* Task goal
List each line of the data in which the string "name" appears.

Data tied to figure images
|---|

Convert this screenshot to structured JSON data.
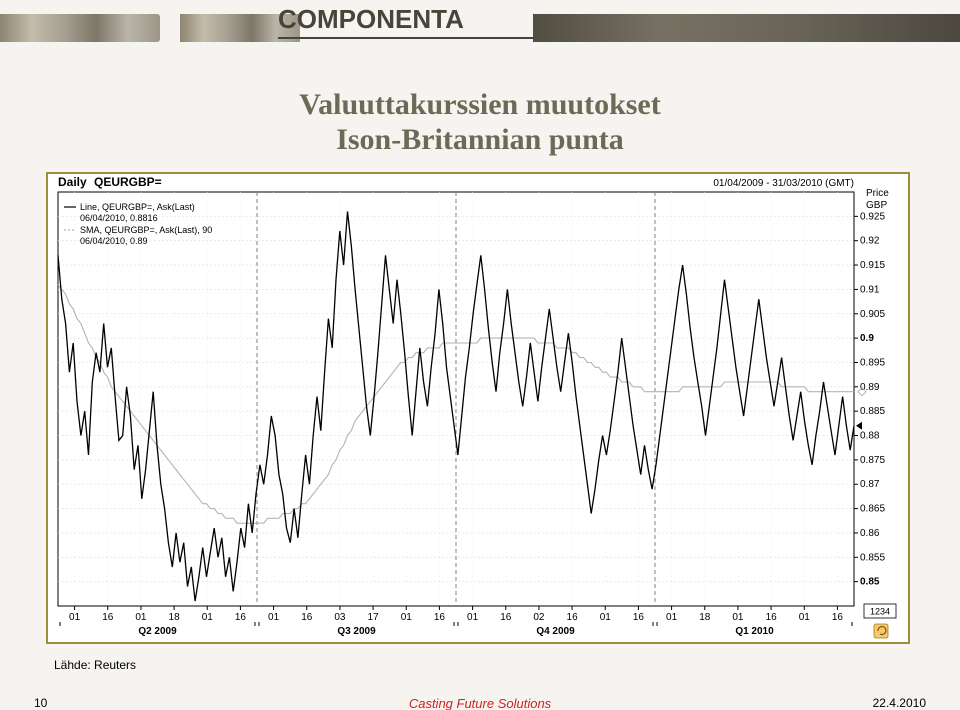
{
  "header": {
    "logo_text": "COMPONENTA"
  },
  "title_line1": "Valuuttakurssien muutokset",
  "title_line2": "Ison-Britannian punta",
  "chart": {
    "type": "line",
    "title_prefix": "Daily",
    "title_symbol": "QEURGBP=",
    "date_range": "01/04/2009 - 31/03/2010 (GMT)",
    "y_axis_title1": "Price",
    "y_axis_title2": "GBP",
    "legend_line1": "Line, QEURGBP=, Ask(Last)",
    "legend_line1_val": "06/04/2010, 0.8816",
    "legend_line2": "SMA, QEURGBP=, Ask(Last),  90",
    "legend_line2_val": "06/04/2010, 0.89",
    "ylim": [
      0.845,
      0.93
    ],
    "yticks": [
      0.85,
      0.855,
      0.86,
      0.865,
      0.87,
      0.875,
      0.88,
      0.885,
      0.89,
      0.895,
      0.9,
      0.905,
      0.91,
      0.915,
      0.92,
      0.925
    ],
    "ytick_bold": [
      0.85,
      0.9
    ],
    "xticks_all": [
      "01",
      "16",
      "01",
      "18",
      "01",
      "16",
      "01",
      "16",
      "03",
      "17",
      "01",
      "16",
      "01",
      "16",
      "02",
      "16",
      "01",
      "16",
      "01",
      "18",
      "01",
      "16",
      "01",
      "16"
    ],
    "x_months": [
      "Q2 2009",
      "Q3 2009",
      "Q4 2009",
      "Q1 2010"
    ],
    "quarter_starts_idx": [
      0,
      6,
      12,
      18
    ],
    "quarter_ends_idx": [
      5,
      11,
      17,
      23
    ],
    "badge": "1234",
    "colors": {
      "grid_major": "#b8b8b8",
      "grid_minor": "#e6e6e6",
      "axis": "#000000",
      "price_line": "#000000",
      "sma_line": "#b3b3b3",
      "quarter_divider": "#808080",
      "text": "#000000",
      "last_marker": "#000000"
    },
    "line_width_price": 1.3,
    "line_width_sma": 1.1,
    "font_size_axis": 10,
    "font_size_title": 12,
    "price_series": [
      0.917,
      0.908,
      0.903,
      0.893,
      0.899,
      0.887,
      0.88,
      0.885,
      0.876,
      0.891,
      0.897,
      0.893,
      0.903,
      0.894,
      0.898,
      0.888,
      0.879,
      0.88,
      0.89,
      0.884,
      0.873,
      0.878,
      0.867,
      0.873,
      0.881,
      0.889,
      0.878,
      0.87,
      0.865,
      0.858,
      0.853,
      0.86,
      0.854,
      0.858,
      0.849,
      0.853,
      0.846,
      0.851,
      0.857,
      0.851,
      0.856,
      0.861,
      0.855,
      0.859,
      0.851,
      0.855,
      0.848,
      0.854,
      0.861,
      0.857,
      0.866,
      0.86,
      0.868,
      0.874,
      0.87,
      0.876,
      0.884,
      0.88,
      0.872,
      0.868,
      0.861,
      0.858,
      0.865,
      0.859,
      0.868,
      0.876,
      0.87,
      0.88,
      0.888,
      0.881,
      0.893,
      0.904,
      0.898,
      0.912,
      0.922,
      0.915,
      0.926,
      0.919,
      0.91,
      0.902,
      0.894,
      0.886,
      0.88,
      0.888,
      0.897,
      0.907,
      0.917,
      0.91,
      0.903,
      0.912,
      0.905,
      0.897,
      0.888,
      0.88,
      0.889,
      0.898,
      0.891,
      0.886,
      0.894,
      0.901,
      0.91,
      0.903,
      0.894,
      0.888,
      0.882,
      0.876,
      0.884,
      0.892,
      0.898,
      0.905,
      0.911,
      0.917,
      0.91,
      0.902,
      0.895,
      0.889,
      0.897,
      0.903,
      0.91,
      0.903,
      0.897,
      0.891,
      0.886,
      0.892,
      0.899,
      0.893,
      0.887,
      0.894,
      0.9,
      0.906,
      0.9,
      0.894,
      0.889,
      0.895,
      0.901,
      0.895,
      0.888,
      0.882,
      0.876,
      0.87,
      0.864,
      0.869,
      0.875,
      0.88,
      0.876,
      0.881,
      0.887,
      0.893,
      0.9,
      0.894,
      0.888,
      0.882,
      0.877,
      0.872,
      0.878,
      0.873,
      0.869,
      0.874,
      0.88,
      0.886,
      0.892,
      0.898,
      0.904,
      0.91,
      0.915,
      0.909,
      0.902,
      0.896,
      0.891,
      0.886,
      0.88,
      0.886,
      0.892,
      0.898,
      0.905,
      0.912,
      0.906,
      0.9,
      0.894,
      0.889,
      0.884,
      0.89,
      0.896,
      0.902,
      0.908,
      0.902,
      0.896,
      0.891,
      0.886,
      0.891,
      0.896,
      0.89,
      0.884,
      0.879,
      0.884,
      0.889,
      0.883,
      0.878,
      0.874,
      0.88,
      0.885,
      0.891,
      0.886,
      0.881,
      0.876,
      0.882,
      0.888,
      0.882,
      0.877,
      0.882
    ],
    "sma_series": [
      0.911,
      0.91,
      0.909,
      0.907,
      0.906,
      0.904,
      0.903,
      0.901,
      0.899,
      0.898,
      0.896,
      0.895,
      0.893,
      0.892,
      0.89,
      0.889,
      0.888,
      0.887,
      0.886,
      0.885,
      0.884,
      0.883,
      0.882,
      0.881,
      0.88,
      0.879,
      0.878,
      0.877,
      0.876,
      0.875,
      0.874,
      0.873,
      0.872,
      0.871,
      0.87,
      0.869,
      0.868,
      0.867,
      0.866,
      0.866,
      0.865,
      0.865,
      0.864,
      0.864,
      0.863,
      0.863,
      0.863,
      0.862,
      0.862,
      0.862,
      0.862,
      0.862,
      0.862,
      0.862,
      0.862,
      0.863,
      0.863,
      0.863,
      0.863,
      0.864,
      0.864,
      0.864,
      0.865,
      0.865,
      0.866,
      0.866,
      0.867,
      0.868,
      0.869,
      0.87,
      0.871,
      0.872,
      0.874,
      0.875,
      0.877,
      0.878,
      0.88,
      0.881,
      0.883,
      0.884,
      0.885,
      0.886,
      0.887,
      0.888,
      0.889,
      0.89,
      0.891,
      0.892,
      0.893,
      0.894,
      0.895,
      0.895,
      0.896,
      0.896,
      0.897,
      0.897,
      0.897,
      0.898,
      0.898,
      0.898,
      0.898,
      0.899,
      0.899,
      0.899,
      0.899,
      0.899,
      0.899,
      0.899,
      0.899,
      0.899,
      0.899,
      0.9,
      0.9,
      0.9,
      0.9,
      0.9,
      0.9,
      0.9,
      0.9,
      0.9,
      0.9,
      0.9,
      0.9,
      0.9,
      0.9,
      0.9,
      0.899,
      0.899,
      0.899,
      0.899,
      0.899,
      0.898,
      0.898,
      0.898,
      0.898,
      0.897,
      0.897,
      0.896,
      0.896,
      0.895,
      0.895,
      0.894,
      0.894,
      0.893,
      0.893,
      0.892,
      0.892,
      0.892,
      0.891,
      0.891,
      0.891,
      0.89,
      0.89,
      0.89,
      0.889,
      0.889,
      0.889,
      0.889,
      0.889,
      0.889,
      0.889,
      0.889,
      0.889,
      0.889,
      0.89,
      0.89,
      0.89,
      0.89,
      0.89,
      0.89,
      0.89,
      0.89,
      0.89,
      0.89,
      0.89,
      0.891,
      0.891,
      0.891,
      0.891,
      0.891,
      0.891,
      0.891,
      0.891,
      0.891,
      0.891,
      0.891,
      0.891,
      0.891,
      0.891,
      0.891,
      0.89,
      0.89,
      0.89,
      0.89,
      0.89,
      0.89,
      0.89,
      0.889,
      0.889,
      0.889,
      0.889,
      0.889,
      0.889,
      0.889,
      0.889,
      0.889,
      0.889,
      0.889,
      0.889,
      0.889
    ]
  },
  "source_label": "Lähde: Reuters",
  "footer": {
    "page": "10",
    "center": "Casting Future Solutions",
    "date": "22.4.2010"
  }
}
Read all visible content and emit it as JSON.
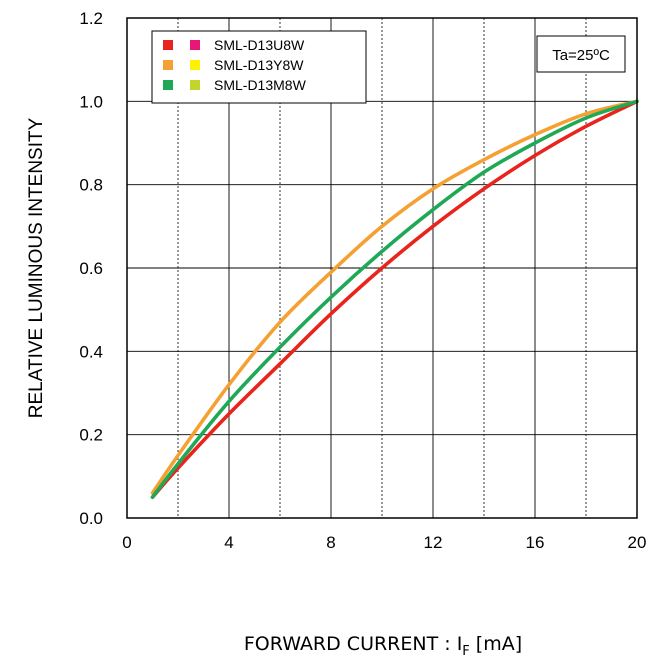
{
  "chart_data": {
    "type": "line",
    "title": "",
    "xlabel": "FORWARD CURRENT : I",
    "xlabel_sub": "F",
    "xlabel_unit": "[mA]",
    "ylabel": "RELATIVE LUMINOUS INTENSITY",
    "xlim": [
      0,
      20
    ],
    "ylim": [
      0.0,
      1.2
    ],
    "x_ticks": [
      "0",
      "4",
      "8",
      "12",
      "16",
      "20"
    ],
    "y_ticks": [
      "0.0",
      "0.2",
      "0.4",
      "0.6",
      "0.8",
      "1.0",
      "1.2"
    ],
    "grid": true,
    "legend_position": "top-left",
    "annotation": "Ta=25ºC",
    "series": [
      {
        "name": "SML-D13U8W",
        "color": "#e8241c",
        "marker_colors": [
          "#e8241c",
          "#e6167a"
        ],
        "x": [
          1,
          2,
          4,
          6,
          8,
          10,
          12,
          14,
          16,
          18,
          20
        ],
        "y": [
          0.05,
          0.12,
          0.25,
          0.37,
          0.49,
          0.6,
          0.7,
          0.79,
          0.87,
          0.94,
          1.0
        ]
      },
      {
        "name": "SML-D13Y8W",
        "color": "#f5a032",
        "marker_colors": [
          "#f5a032",
          "#fff200"
        ],
        "x": [
          1,
          2,
          4,
          6,
          8,
          10,
          12,
          14,
          16,
          18,
          20
        ],
        "y": [
          0.06,
          0.15,
          0.32,
          0.47,
          0.59,
          0.7,
          0.79,
          0.86,
          0.92,
          0.97,
          1.0
        ]
      },
      {
        "name": "SML-D13M8W",
        "color": "#1fa855",
        "marker_colors": [
          "#1fa855",
          "#c3d52c"
        ],
        "x": [
          1,
          2,
          4,
          6,
          8,
          10,
          12,
          14,
          16,
          18,
          20
        ],
        "y": [
          0.05,
          0.13,
          0.28,
          0.41,
          0.53,
          0.64,
          0.74,
          0.83,
          0.9,
          0.96,
          1.0
        ]
      }
    ]
  }
}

|---|

* Problem solution
        "name": "SML-D13U8W",
        "name": "SML-D13Y8W",
        "name": "SML-D13M8W",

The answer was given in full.